#### [AIM]
Where does the string "ffffff" appear in the records? Copy every line that contains it.

# start of INPUT

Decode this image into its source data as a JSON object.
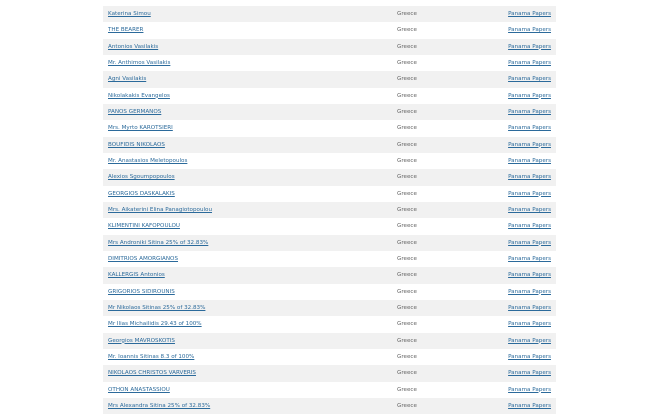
{
  "rows": [
    {
      "name": "Katerina Simou",
      "country": "Greece",
      "source": "Panama Papers"
    },
    {
      "name": "THE BEARER",
      "country": "Greece",
      "source": "Panama Papers"
    },
    {
      "name": "Antonios Vasilakis",
      "country": "Greece",
      "source": "Panama Papers"
    },
    {
      "name": "Mr. Anthimos Vasilakis",
      "country": "Greece",
      "source": "Panama Papers"
    },
    {
      "name": "Agni Vasilakis",
      "country": "Greece",
      "source": "Panama Papers"
    },
    {
      "name": "Nikolakakis Evangelos",
      "country": "Greece",
      "source": "Panama Papers"
    },
    {
      "name": "PANOS GERMANOS",
      "country": "Greece",
      "source": "Panama Papers"
    },
    {
      "name": "Mrs. Myrto KAROTSIERI",
      "country": "Greece",
      "source": "Panama Papers"
    },
    {
      "name": "BOUFIDIS NIKOLAOS",
      "country": "Greece",
      "source": "Panama Papers"
    },
    {
      "name": "Mr. Anastasios Meletopoulos",
      "country": "Greece",
      "source": "Panama Papers"
    },
    {
      "name": "Alexios Sgoumpopoulos",
      "country": "Greece",
      "source": "Panama Papers"
    },
    {
      "name": "GEORGIOS DASKALAKIS",
      "country": "Greece",
      "source": "Panama Papers"
    },
    {
      "name": "Mrs. Aikaterini Elina Panagiotopoulou",
      "country": "Greece",
      "source": "Panama Papers"
    },
    {
      "name": "KLIMENTINI KAFOPOULOU",
      "country": "Greece",
      "source": "Panama Papers"
    },
    {
      "name": "Mrs Androniki Sitina 25% of 32.83%",
      "country": "Greece",
      "source": "Panama Papers"
    },
    {
      "name": "DIMITRIOS AMORGIANOS",
      "country": "Greece",
      "source": "Panama Papers"
    },
    {
      "name": "KALLERGIS Antonios",
      "country": "Greece",
      "source": "Panama Papers"
    },
    {
      "name": "GRIGORIOS SIDIROUNIS",
      "country": "Greece",
      "source": "Panama Papers"
    },
    {
      "name": "Mr Nikolaos Sitinas 25% of 32.83%",
      "country": "Greece",
      "source": "Panama Papers"
    },
    {
      "name": "Mr Ilias Michailidis 29.43 of 100%",
      "country": "Greece",
      "source": "Panama Papers"
    },
    {
      "name": "Georgios MAVROSKOTIS",
      "country": "Greece",
      "source": "Panama Papers"
    },
    {
      "name": "Mr. Ioannis Sitinas 8.3 of 100%",
      "country": "Greece",
      "source": "Panama Papers"
    },
    {
      "name": "NIKOLAOS CHRISTOS VARVERIS",
      "country": "Greece",
      "source": "Panama Papers"
    },
    {
      "name": "OTHON ANASTASSIOU",
      "country": "Greece",
      "source": "Panama Papers"
    },
    {
      "name": "Mrs Alexandra Sitina 25% of 32.83%",
      "country": "Greece",
      "source": "Panama Papers"
    }
  ]
}
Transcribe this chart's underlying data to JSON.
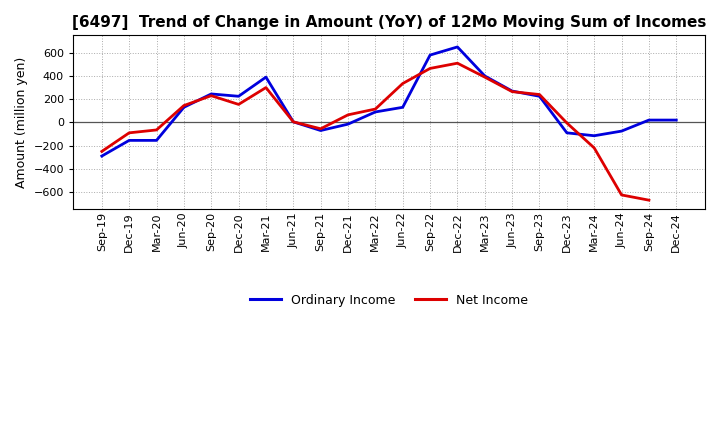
{
  "title": "[6497]  Trend of Change in Amount (YoY) of 12Mo Moving Sum of Incomes",
  "ylabel": "Amount (million yen)",
  "background_color": "#ffffff",
  "plot_bg_color": "#ffffff",
  "x_labels": [
    "Sep-19",
    "Dec-19",
    "Mar-20",
    "Jun-20",
    "Sep-20",
    "Dec-20",
    "Mar-21",
    "Jun-21",
    "Sep-21",
    "Dec-21",
    "Mar-22",
    "Jun-22",
    "Sep-22",
    "Dec-22",
    "Mar-23",
    "Jun-23",
    "Sep-23",
    "Dec-23",
    "Mar-24",
    "Jun-24",
    "Sep-24",
    "Dec-24"
  ],
  "ordinary_income": [
    -290,
    -155,
    -155,
    130,
    245,
    225,
    390,
    5,
    -70,
    -15,
    90,
    130,
    580,
    650,
    400,
    270,
    225,
    -90,
    -115,
    -75,
    20,
    20
  ],
  "net_income": [
    -250,
    -90,
    -65,
    145,
    230,
    155,
    300,
    5,
    -55,
    65,
    115,
    335,
    465,
    510,
    390,
    265,
    240,
    -5,
    -220,
    -625,
    -670,
    null
  ],
  "ordinary_color": "#0000dd",
  "net_color": "#dd0000",
  "ylim": [
    -750,
    750
  ],
  "yticks": [
    -600,
    -400,
    -200,
    0,
    200,
    400,
    600
  ],
  "legend_labels": [
    "Ordinary Income",
    "Net Income"
  ],
  "linewidth": 2.0,
  "title_fontsize": 11,
  "axis_fontsize": 8,
  "ylabel_fontsize": 9
}
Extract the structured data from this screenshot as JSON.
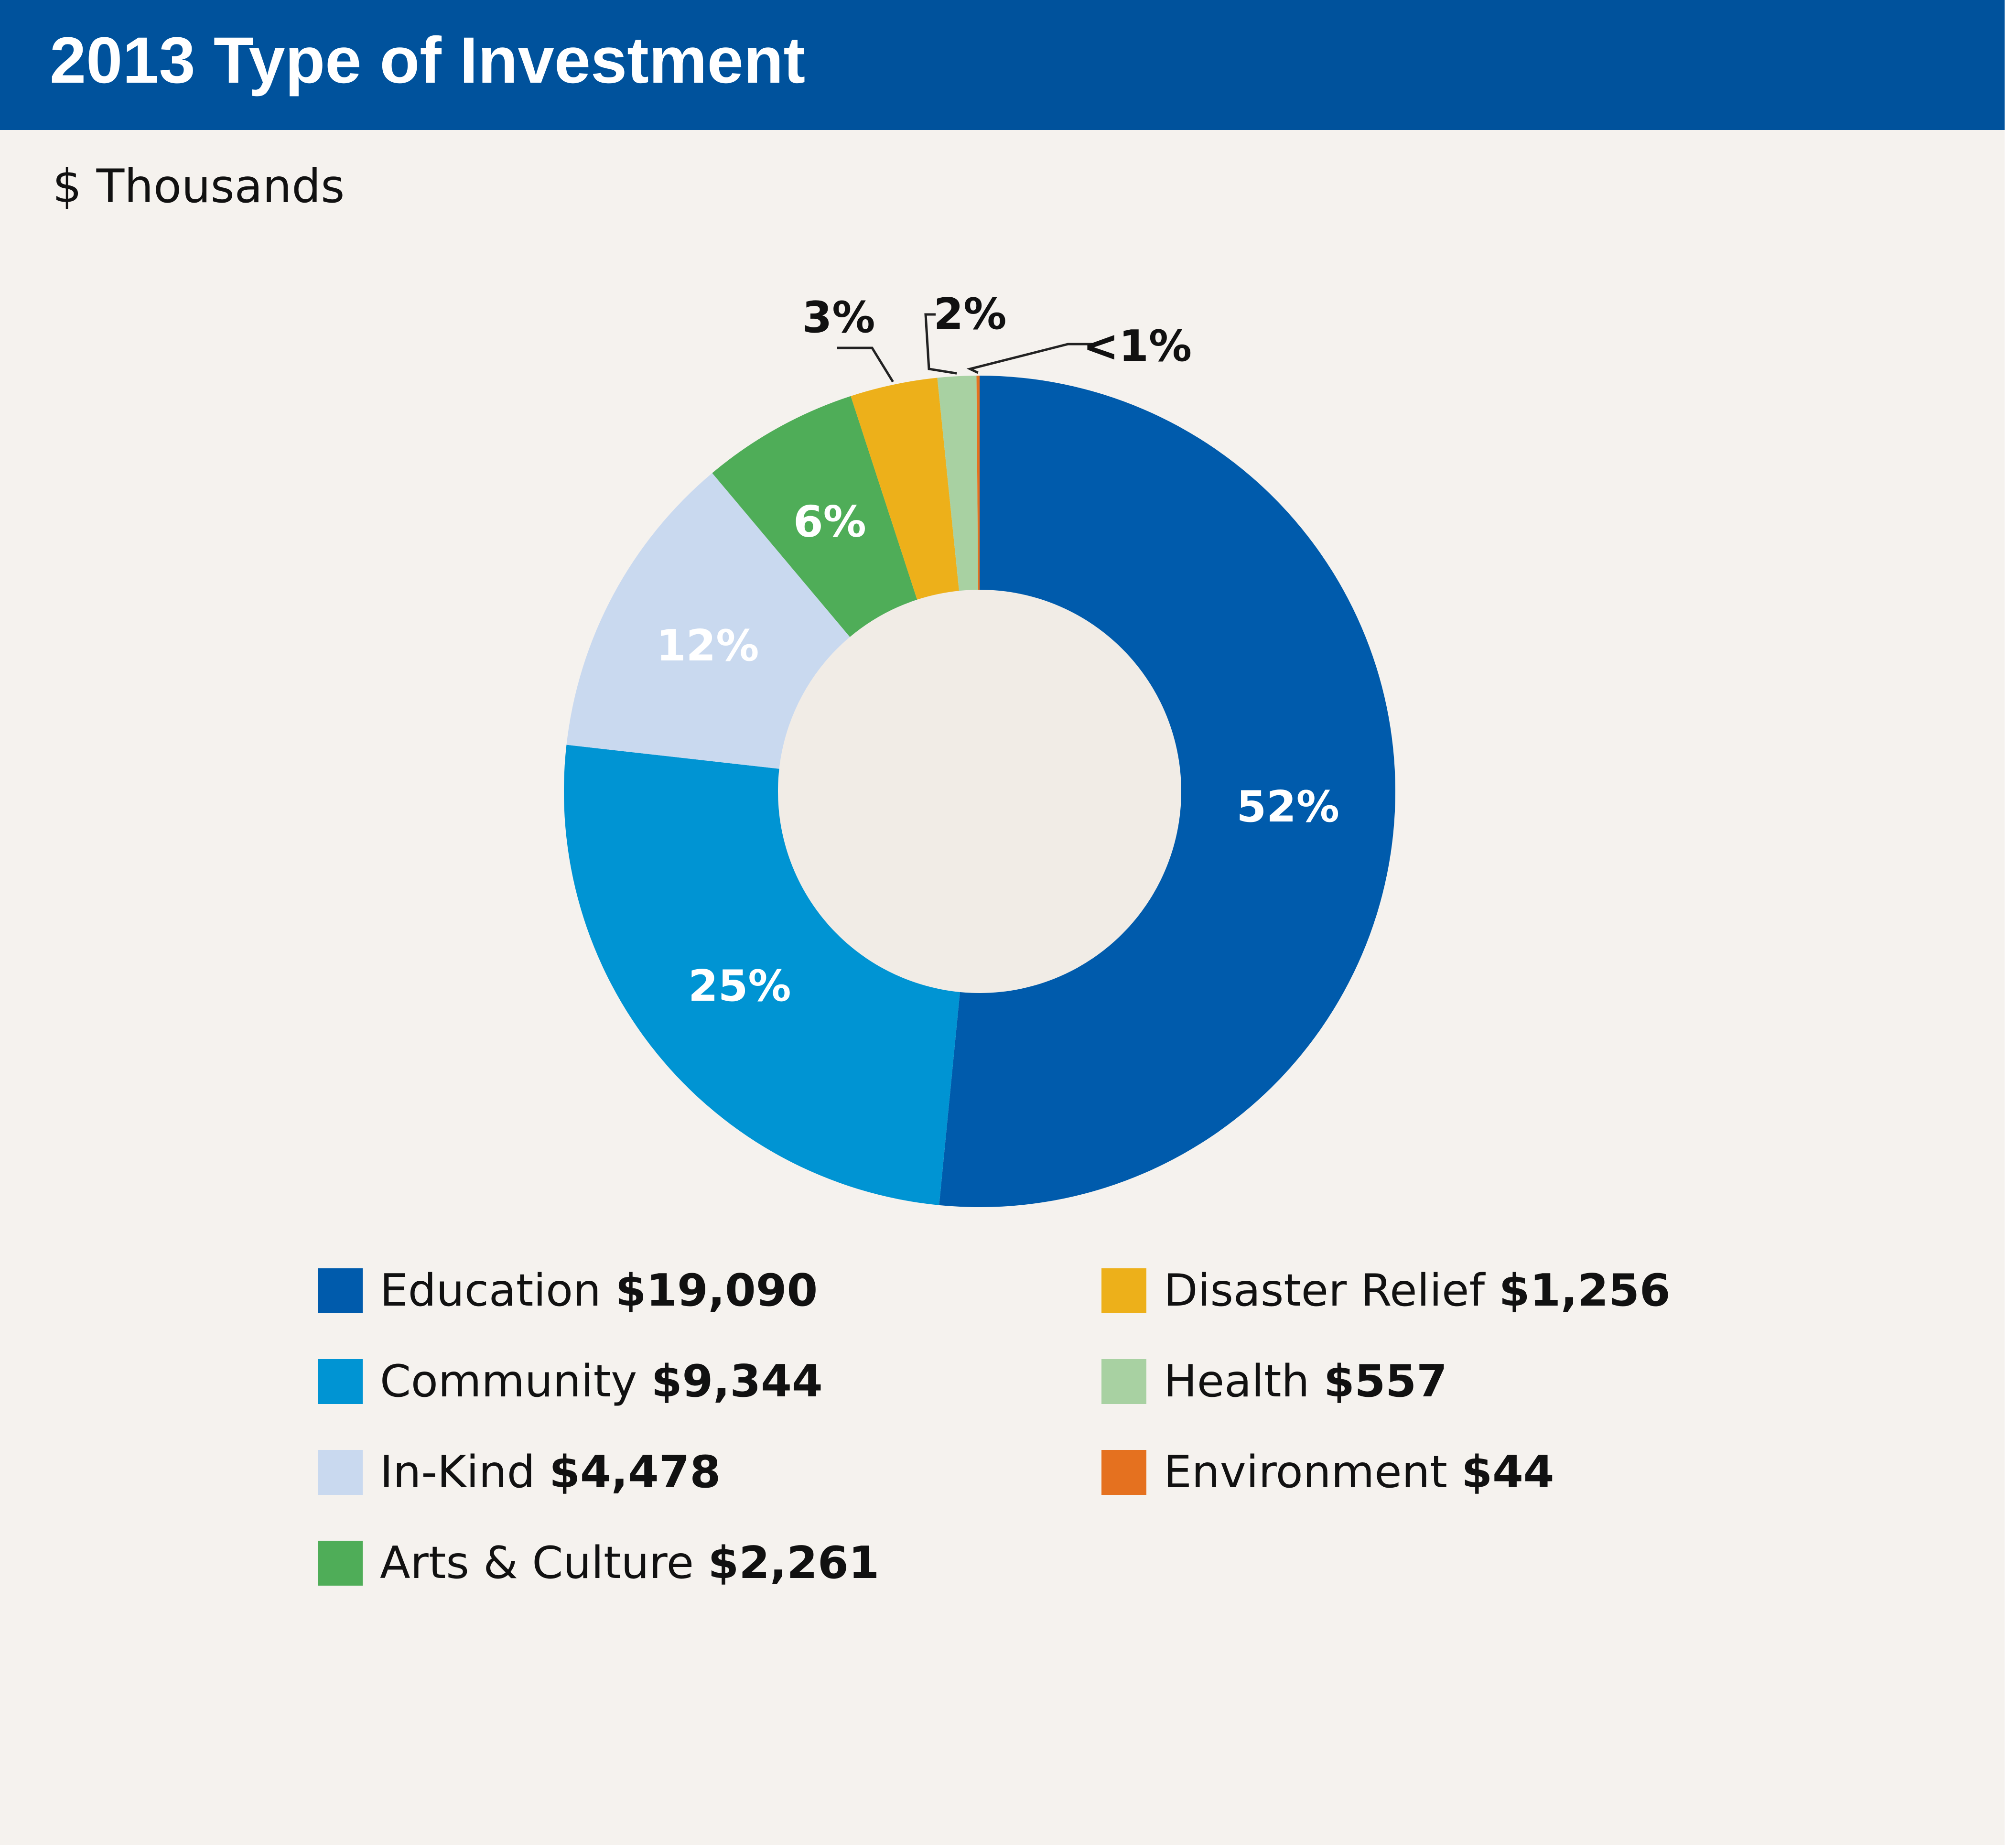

# end of INPUT

#### [REPLY TO THE EXERCISE]
  "background_color": "#ffffff",
  "plot_bg_color": "#ffffff",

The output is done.